### GIVEN REQUEST
Repeat every entry word for word, but leave the images out of your copy.

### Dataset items
[Begin]
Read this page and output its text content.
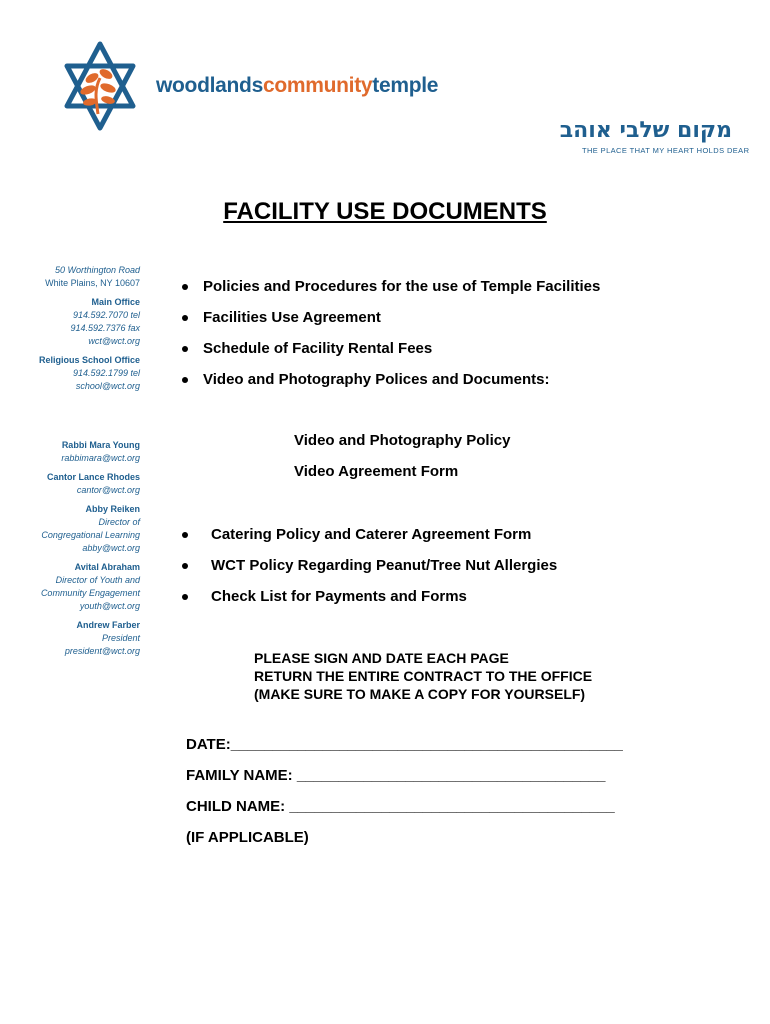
woodlandscommunitytemple
מקום שלבי אוהב
THE PLACE THAT MY HEART HOLDS DEAR
FACILITY USE DOCUMENTS
50 Worthington Road
White Plains, NY 10607
Main Office
914.592.7070 tel
914.592.7376 fax
wct@wct.org
Religious School Office
914.592.1799 tel
school@wct.org
Rabbi Mara Young
rabbimara@wct.org
Cantor Lance Rhodes
cantor@wct.org
Abby Reiken
Director of
Congregational Learning
abby@wct.org
Avital Abraham
Director of Youth and
Community Engagement
youth@wct.org
Andrew Farber
President
president@wct.org
Policies and Procedures for the use of Temple Facilities
Facilities Use Agreement
Schedule of Facility Rental Fees
Video and Photography Polices and Documents:
Video and Photography Policy
Video Agreement Form
Catering Policy and Caterer Agreement Form
WCT Policy Regarding Peanut/Tree Nut Allergies
Check List for Payments and Forms
PLEASE SIGN AND DATE EACH PAGE
RETURN THE ENTIRE CONTRACT TO THE OFFICE
(MAKE SURE TO MAKE A COPY FOR YOURSELF)
DATE:_______________________________________________
FAMILY NAME: _____________________________________
CHILD NAME: _______________________________________
(IF APPLICABLE)
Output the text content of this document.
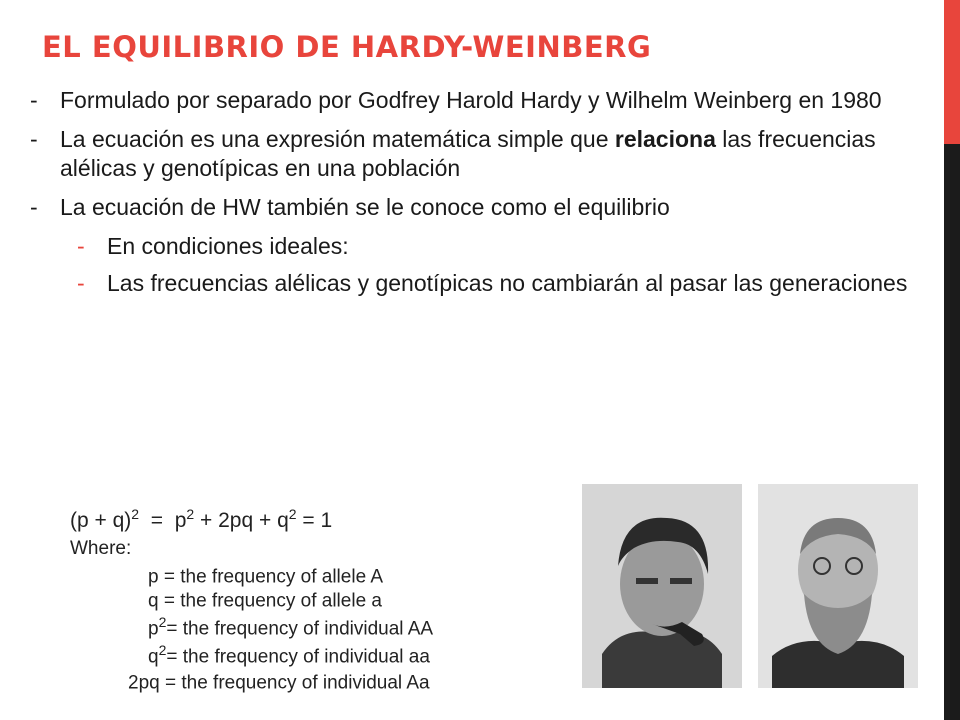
EL EQUILIBRIO DE HARDY-WEINBERG
- Formulado por separado por Godfrey Harold Hardy y Wilhelm Weinberg en 1980
- La ecuación es una expresión matemática simple que relaciona las frecuencias alélicas y genotípicas en una población
- La ecuación de HW también se le conoce como el equilibrio
- En condiciones ideales:
- Las frecuencias alélicas y genotípicas no cambiarán al pasar las generaciones
$(p + q)^2 = p^2 + 2pq + q^2 = 1$
Where:
p = the frequency of allele A
q = the frequency of allele a
$p^2=$ the frequency of individual AA
$q^2=$ the frequency of individual aa
2pq = the frequency of individual Aa
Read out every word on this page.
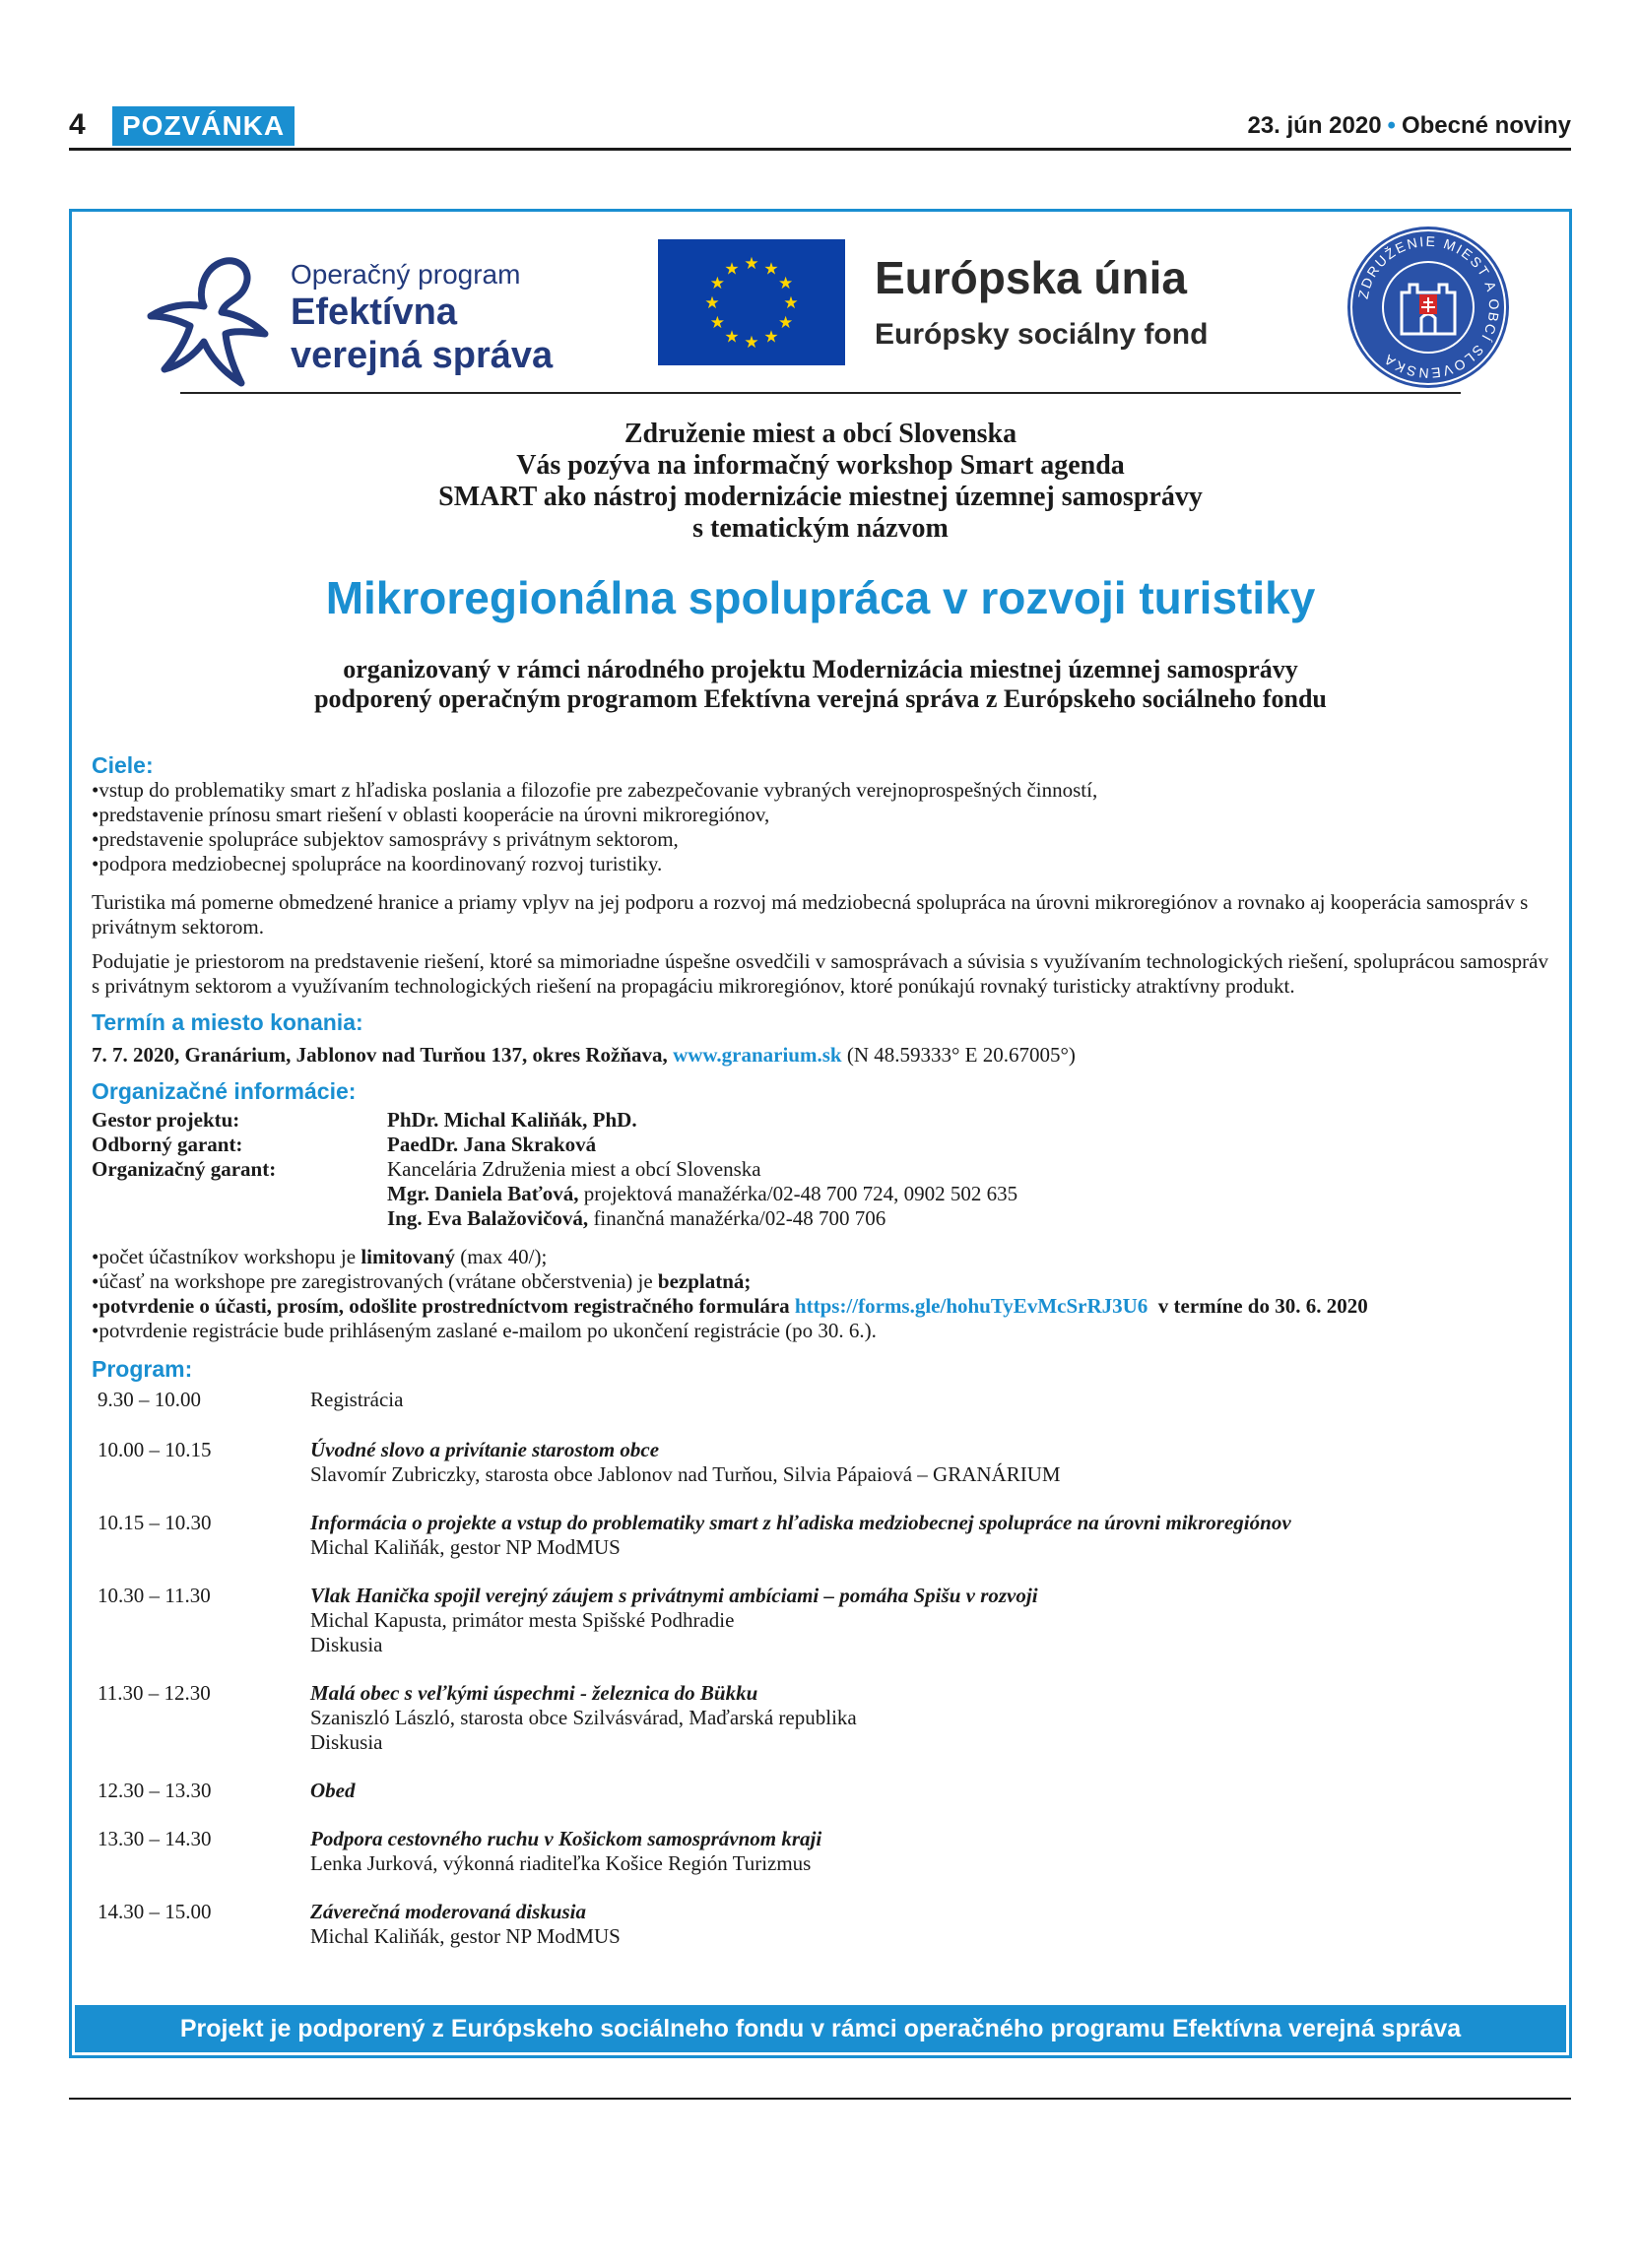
4	POZVÁNKA	23. jún 2020 • Obecné noviny
Operačný program
Efektívna
verejná správa
★ ★
★
★
★
★
★
★
★
★
★
★	Európska únia
Európsky sociálny fond
ZDRUŽENIE MIEST A OBCÍ SLOVENSKA
Združenie miest a obcí Slovenska
Vás pozýva na informačný workshop Smart agenda
SMART ako nástroj modernizácie miestnej územnej samosprávy
s tematickým názvom
Mikroregionálna spolupráca v rozvoji turistiky
organizovaný v rámci národného projektu Modernizácia miestnej územnej samosprávy
podporený operačným programom Efektívna verejná správa z Európskeho sociálneho fondu
Ciele:
• vstup do problematiky smart z hľadiska poslania a filozofie pre zabezpečovanie vybraných verejnoprospešných činností,
• predstavenie prínosu smart riešení v oblasti kooperácie na úrovni mikroregiónov,
• predstavenie spolupráce subjektov samosprávy s privátnym sektorom,
• podpora medziobecnej spolupráce na koordinovaný rozvoj turistiky.
Turistika má pomerne obmedzené hranice a priamy vplyv na jej podporu a rozvoj má medziobecná spolupráca na úrovni mikroregiónov a rovnako aj kooperácia samospráv s privátnym sektorom.
Podujatie je priestorom na predstavenie riešení, ktoré sa mimoriadne úspešne osvedčili v samosprávach a súvisia s využívaním technologických riešení, spoluprácou samospráv s privátnym sektorom a využívaním technologických riešení na propagáciu mikroregiónov, ktoré ponúkajú rovnaký turisticky atraktívny produkt.
Termín a miesto konania:
7. 7. 2020, Granárium, Jablonov nad Turňou 137, okres Rožňava, www.granarium.sk (N 48.59333° E 20.67005°)
Organizačné informácie:
Gestor projektu:	PhDr. Michal Kaliňák, PhD.
Odborný garant:	PaedDr. Jana Skraková
Organizačný garant:	Kancelária Združenia miest a obcí Slovenska
Mgr. Daniela Baťová, projektová manažérka/02-48 700 724, 0902 502 635
Ing. Eva Balažovičová, finančná manažérka/02-48 700 706
• počet účastníkov workshopu je limitovaný (max 40/);
• účasť na workshope pre zaregistrovaných (vrátane občerstvenia) je bezplatná;
• potvrdenie o účasti, prosím, odošlite prostredníctvom registračného formulára https://forms.gle/hohuTyEvMcSrRJ3U6 v termíne do 30. 6. 2020
• potvrdenie registrácie bude prihláseným zaslané e-mailom po ukončení registrácie (po 30. 6.).
Program:
9.30 – 10.00	Registrácia
10.00 – 10.15	Úvodné slovo a privítanie starostom obce
Slavomír Zubriczky, starosta obce Jablonov nad Turňou, Silvia Pápaiová – GRANÁRIUM
10.15 – 10.30	Informácia o projekte a vstup do problematiky smart z hľadiska medziobecnej spolupráce na úrovni mikroregiónov
Michal Kaliňák, gestor NP ModMUS
10.30 – 11.30	Vlak Hanička spojil verejný záujem s privátnymi ambíciami – pomáha Spišu v rozvoji
Michal Kapusta, primátor mesta Spišské Podhradie
Diskusia
11.30 – 12.30	Malá obec s veľkými úspechmi - železnica do Bükku
Szaniszló László, starosta obce Szilvásvárad, Maďarská republika
Diskusia
12.30 – 13.30	Obed
13.30 – 14.30	Podpora cestovného ruchu v Košickom samosprávnom kraji
Lenka Jurková, výkonná riaditeľka Košice Región Turizmus
14.30 – 15.00	Záverečná moderovaná diskusia
Michal Kaliňák, gestor NP ModMUS
Projekt je podporený z Európskeho sociálneho fondu v rámci operačného programu Efektívna verejná správa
[End]
### ANSWER TO THE EXERCISE
Read this page and output its text content.
woodlandscommunitytemple
מקום שלבי אוהב
THE PLACE THAT MY HEART HOLDS DEAR
FACILITY USE DOCUMENTS
50 Worthington Road
White Plains, NY 10607
Main Office
914.592.7070 tel
914.592.7376 fax
wct@wct.org
Religious School Office
914.592.1799 tel
school@wct.org
Rabbi Mara Young
rabbimara@wct.org
Cantor Lance Rhodes
cantor@wct.org
Abby Reiken
Director of
Congregational Learning
abby@wct.org
Avital Abraham
Director of Youth and
Community Engagement
youth@wct.org
Andrew Farber
President
president@wct.org
Policies and Procedures for the use of Temple Facilities
Facilities Use Agreement
Schedule of Facility Rental Fees
Video and Photography Polices and Documents:
Video and Photography Policy
Video Agreement Form
Catering Policy and Caterer Agreement Form
WCT Policy Regarding Peanut/Tree Nut Allergies
Check List for Payments and Forms
PLEASE SIGN AND DATE EACH PAGE
RETURN THE ENTIRE CONTRACT TO THE OFFICE
(MAKE SURE TO MAKE A COPY FOR YOURSELF)
DATE:_______________________________________________
FAMILY NAME: _____________________________________
CHILD NAME: _______________________________________
(IF APPLICABLE)
Output the text content of this document.
EL EQUILIBRIO DE HARDY-WEINBERG
- Formulado por separado por Godfrey Harold Hardy y Wilhelm Weinberg en 1980
- La ecuación es una expresión matemática simple que relaciona las frecuencias alélicas y genotípicas en una población
- La ecuación de HW también se le conoce como el equilibrio
- En condiciones ideales:
- Las frecuencias alélicas y genotípicas no cambiarán al pasar las generaciones
$(p + q)^2 = p^2 + 2pq + q^2 = 1$
Where:
p = the frequency of allele A
q = the frequency of allele a
$p^2=$ the frequency of individual AA
$q^2=$ the frequency of individual aa
2pq = the frequency of individual Aa
Read out every word on this page.
4	POZVÁNKA	23. jún 2020 • Obecné noviny
Operačný program
Efektívna
verejná správa
★ ★
★
★
★
★
★
★
★
★
★
★	Európska únia
Európsky sociálny fond
ZDRUŽENIE MIEST A OBCÍ SLOVENSKA
Združenie miest a obcí Slovenska
Vás pozýva na informačný workshop Smart agenda
SMART ako nástroj modernizácie miestnej územnej samosprávy
s tematickým názvom
Mikroregionálna spolupráca v rozvoji turistiky
organizovaný v rámci národného projektu Modernizácia miestnej územnej samosprávy
podporený operačným programom Efektívna verejná správa z Európskeho sociálneho fondu
Ciele:
• vstup do problematiky smart z hľadiska poslania a filozofie pre zabezpečovanie vybraných verejnoprospešných činností,
• predstavenie prínosu smart riešení v oblasti kooperácie na úrovni mikroregiónov,
• predstavenie spolupráce subjektov samosprávy s privátnym sektorom,
• podpora medziobecnej spolupráce na koordinovaný rozvoj turistiky.
Turistika má pomerne obmedzené hranice a priamy vplyv na jej podporu a rozvoj má medziobecná spolupráca na úrovni mikroregiónov a rovnako aj kooperácia samospráv s privátnym sektorom.
Podujatie je priestorom na predstavenie riešení, ktoré sa mimoriadne úspešne osvedčili v samosprávach a súvisia s využívaním technologických riešení, spoluprácou samospráv s privátnym sektorom a využívaním technologických riešení na propagáciu mikroregiónov, ktoré ponúkajú rovnaký turisticky atraktívny produkt.
Termín a miesto konania:
7. 7. 2020, Granárium, Jablonov nad Turňou 137, okres Rožňava, www.granarium.sk (N 48.59333° E 20.67005°)
Organizačné informácie:
Gestor projektu:	PhDr. Michal Kaliňák, PhD.
Odborný garant:	PaedDr. Jana Skraková
Organizačný garant:	Kancelária Združenia miest a obcí Slovenska
Mgr. Daniela Baťová, projektová manažérka/02-48 700 724, 0902 502 635
Ing. Eva Balažovičová, finančná manažérka/02-48 700 706
• počet účastníkov workshopu je limitovaný (max 40/);
• účasť na workshope pre zaregistrovaných (vrátane občerstvenia) je bezplatná;
• potvrdenie o účasti, prosím, odošlite prostredníctvom registračného formulára https://forms.gle/hohuTyEvMcSrRJ3U6 v termíne do 30. 6. 2020
• potvrdenie registrácie bude prihláseným zaslané e-mailom po ukončení registrácie (po 30. 6.).
Program:
9.30 – 10.00	Registrácia
10.00 – 10.15	Úvodné slovo a privítanie starostom obce
Slavomír Zubriczky, starosta obce Jablonov nad Turňou, Silvia Pápaiová – GRANÁRIUM
10.15 – 10.30	Informácia o projekte a vstup do problematiky smart z hľadiska medziobecnej spolupráce na úrovni mikroregiónov
Michal Kaliňák, gestor NP ModMUS
10.30 – 11.30	Vlak Hanička spojil verejný záujem s privátnymi ambíciami – pomáha Spišu v rozvoji
Michal Kapusta, primátor mesta Spišské Podhradie
Diskusia
11.30 – 12.30	Malá obec s veľkými úspechmi - železnica do Bükku
Szaniszló László, starosta obce Szilvásvárad, Maďarská republika
Diskusia
12.30 – 13.30	Obed
13.30 – 14.30	Podpora cestovného ruchu v Košickom samosprávnom kraji
Lenka Jurková, výkonná riaditeľka Košice Región Turizmus
14.30 – 15.00	Záverečná moderovaná diskusia
Michal Kaliňák, gestor NP ModMUS
Projekt je podporený z Európskeho sociálneho fondu v rámci operačného programu Efektívna verejná správa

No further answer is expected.